───── Given data

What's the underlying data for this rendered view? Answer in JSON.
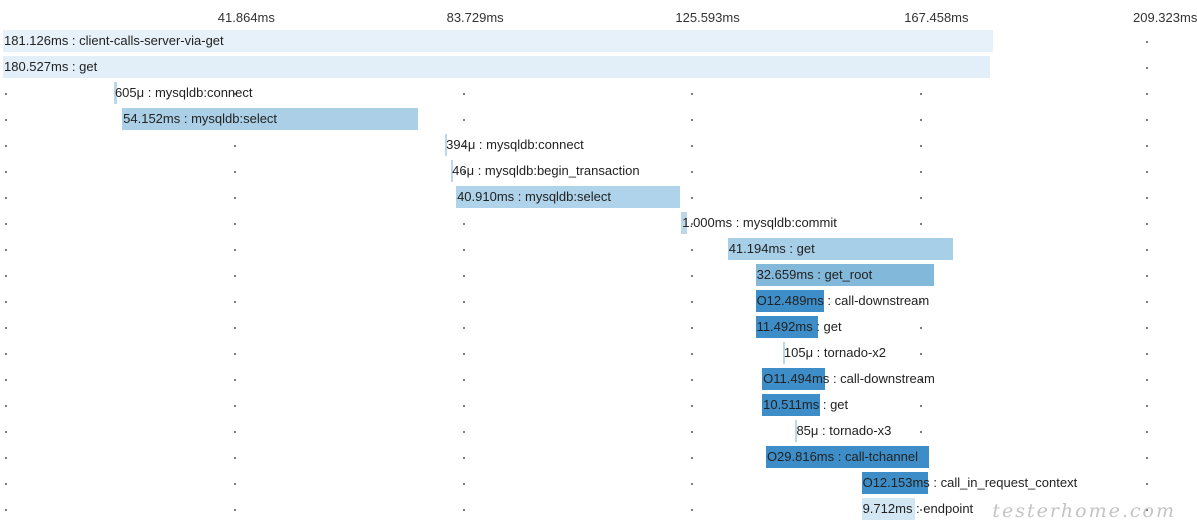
{
  "axis": {
    "ticks": [
      "41.864ms",
      "83.729ms",
      "125.593ms",
      "167.458ms",
      "209.323ms"
    ]
  },
  "chart_data": {
    "type": "gantt",
    "x_unit": "ms",
    "x_range": [
      0,
      209.323
    ],
    "spans": [
      {
        "label": "181.126ms : client-calls-server-via-get",
        "start_ms": 0,
        "duration_ms": 181.126,
        "color": "#e7f1f9",
        "marker": ""
      },
      {
        "label": "180.527ms : get",
        "start_ms": 0,
        "duration_ms": 180.527,
        "color": "#e2eef8",
        "marker": ""
      },
      {
        "label": "605μ : mysqldb:connect",
        "start_ms": 20.3,
        "duration_ms": 0.605,
        "color": "#bcd6ea",
        "marker": ""
      },
      {
        "label": "54.152ms : mysqldb:select",
        "start_ms": 21.8,
        "duration_ms": 54.152,
        "color": "#aacfe6",
        "marker": ""
      },
      {
        "label": "394μ : mysqldb:connect",
        "start_ms": 80.9,
        "duration_ms": 0.394,
        "color": "#bcd6ea",
        "marker": ""
      },
      {
        "label": "46μ : mysqldb:begin_transaction",
        "start_ms": 82.0,
        "duration_ms": 0.046,
        "color": "#bcd6ea",
        "marker": ""
      },
      {
        "label": "40.910ms : mysqldb:select",
        "start_ms": 82.9,
        "duration_ms": 40.91,
        "color": "#aed3ea",
        "marker": ""
      },
      {
        "label": "1.000ms : mysqldb:commit",
        "start_ms": 124.1,
        "duration_ms": 1.0,
        "color": "#bcd6ea",
        "marker": ""
      },
      {
        "label": "41.194ms : get",
        "start_ms": 132.6,
        "duration_ms": 41.194,
        "color": "#a7cfe8",
        "marker": ""
      },
      {
        "label": "32.659ms : get_root",
        "start_ms": 137.7,
        "duration_ms": 32.659,
        "color": "#82b8da",
        "marker": ""
      },
      {
        "label": "12.489ms : call-downstream",
        "start_ms": 137.7,
        "duration_ms": 12.489,
        "color": "#3d8ec8",
        "marker": "O"
      },
      {
        "label": "11.492ms : get",
        "start_ms": 137.7,
        "duration_ms": 11.492,
        "color": "#3d8ec8",
        "marker": ""
      },
      {
        "label": "105μ : tornado-x2",
        "start_ms": 142.7,
        "duration_ms": 0.105,
        "color": "#bcd6ea",
        "marker": ""
      },
      {
        "label": "11.494ms : call-downstream",
        "start_ms": 138.9,
        "duration_ms": 11.494,
        "color": "#3d8ec8",
        "marker": "O"
      },
      {
        "label": "10.511ms : get",
        "start_ms": 138.9,
        "duration_ms": 10.511,
        "color": "#3d8ec8",
        "marker": ""
      },
      {
        "label": "85μ : tornado-x3",
        "start_ms": 145.0,
        "duration_ms": 0.085,
        "color": "#bcd6ea",
        "marker": ""
      },
      {
        "label": "29.816ms : call-tchannel",
        "start_ms": 139.6,
        "duration_ms": 29.816,
        "color": "#3d8ec8",
        "marker": "O"
      },
      {
        "label": "12.153ms : call_in_request_context",
        "start_ms": 157.1,
        "duration_ms": 12.153,
        "color": "#3d8ec8",
        "marker": "O"
      },
      {
        "label": "9.712ms : endpoint",
        "start_ms": 157.1,
        "duration_ms": 9.712,
        "color": "#d3e6f4",
        "marker": ""
      }
    ]
  },
  "watermark": "testerhome.com"
}
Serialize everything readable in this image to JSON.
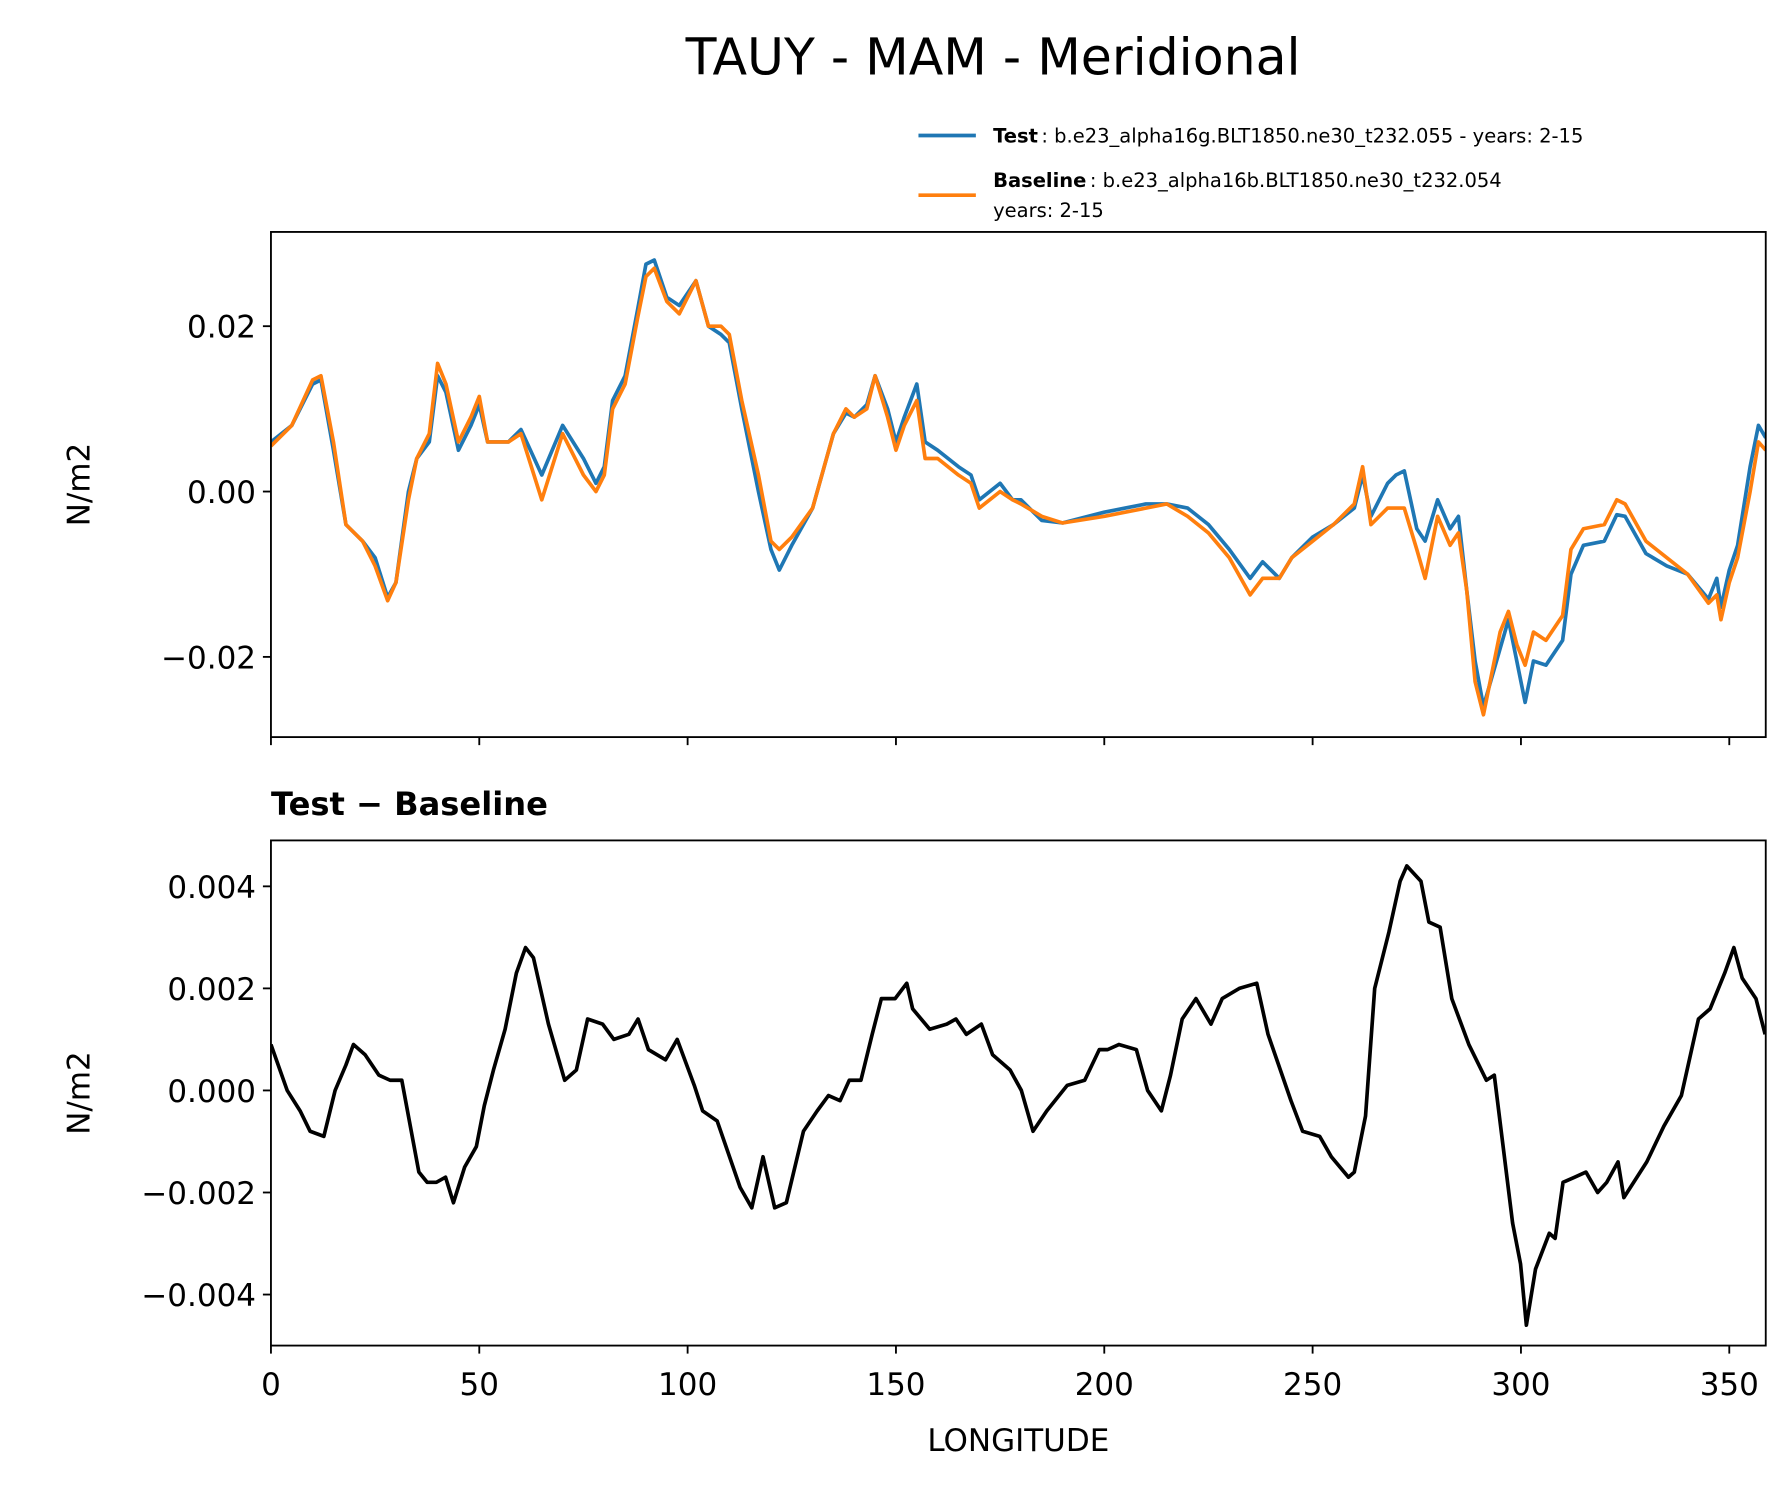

──────────

Exercise instructions:
In this exercise, set down all of the data exactly, without the pictures.

The response:
What's the underlying data for this rendered view? Answer in JSON.
{
  "axis": {
    "ticks": [
      "41.864ms",
      "83.729ms",
      "125.593ms",
      "167.458ms",
      "209.323ms"
    ]
  },
  "chart_data": {
    "type": "gantt",
    "x_unit": "ms",
    "x_range": [
      0,
      209.323
    ],
    "spans": [
      {
        "label": "181.126ms : client-calls-server-via-get",
        "start_ms": 0,
        "duration_ms": 181.126,
        "color": "#e7f1f9",
        "marker": ""
      },
      {
        "label": "180.527ms : get",
        "start_ms": 0,
        "duration_ms": 180.527,
        "color": "#e2eef8",
        "marker": ""
      },
      {
        "label": "605μ : mysqldb:connect",
        "start_ms": 20.3,
        "duration_ms": 0.605,
        "color": "#bcd6ea",
        "marker": ""
      },
      {
        "label": "54.152ms : mysqldb:select",
        "start_ms": 21.8,
        "duration_ms": 54.152,
        "color": "#aacfe6",
        "marker": ""
      },
      {
        "label": "394μ : mysqldb:connect",
        "start_ms": 80.9,
        "duration_ms": 0.394,
        "color": "#bcd6ea",
        "marker": ""
      },
      {
        "label": "46μ : mysqldb:begin_transaction",
        "start_ms": 82.0,
        "duration_ms": 0.046,
        "color": "#bcd6ea",
        "marker": ""
      },
      {
        "label": "40.910ms : mysqldb:select",
        "start_ms": 82.9,
        "duration_ms": 40.91,
        "color": "#aed3ea",
        "marker": ""
      },
      {
        "label": "1.000ms : mysqldb:commit",
        "start_ms": 124.1,
        "duration_ms": 1.0,
        "color": "#bcd6ea",
        "marker": ""
      },
      {
        "label": "41.194ms : get",
        "start_ms": 132.6,
        "duration_ms": 41.194,
        "color": "#a7cfe8",
        "marker": ""
      },
      {
        "label": "32.659ms : get_root",
        "start_ms": 137.7,
        "duration_ms": 32.659,
        "color": "#82b8da",
        "marker": ""
      },
      {
        "label": "12.489ms : call-downstream",
        "start_ms": 137.7,
        "duration_ms": 12.489,
        "color": "#3d8ec8",
        "marker": "O"
      },
      {
        "label": "11.492ms : get",
        "start_ms": 137.7,
        "duration_ms": 11.492,
        "color": "#3d8ec8",
        "marker": ""
      },
      {
        "label": "105μ : tornado-x2",
        "start_ms": 142.7,
        "duration_ms": 0.105,
        "color": "#bcd6ea",
        "marker": ""
      },
      {
        "label": "11.494ms : call-downstream",
        "start_ms": 138.9,
        "duration_ms": 11.494,
        "color": "#3d8ec8",
        "marker": "O"
      },
      {
        "label": "10.511ms : get",
        "start_ms": 138.9,
        "duration_ms": 10.511,
        "color": "#3d8ec8",
        "marker": ""
      },
      {
        "label": "85μ : tornado-x3",
        "start_ms": 145.0,
        "duration_ms": 0.085,
        "color": "#bcd6ea",
        "marker": ""
      },
      {
        "label": "29.816ms : call-tchannel",
        "start_ms": 139.6,
        "duration_ms": 29.816,
        "color": "#3d8ec8",
        "marker": "O"
      },
      {
        "label": "12.153ms : call_in_request_context",
        "start_ms": 157.1,
        "duration_ms": 12.153,
        "color": "#3d8ec8",
        "marker": "O"
      },
      {
        "label": "9.712ms : endpoint",
        "start_ms": 157.1,
        "duration_ms": 9.712,
        "color": "#d3e6f4",
        "marker": ""
      }
    ]
  },
  "watermark": "testerhome.com"
}
Serialize everything readable in this image to JSON.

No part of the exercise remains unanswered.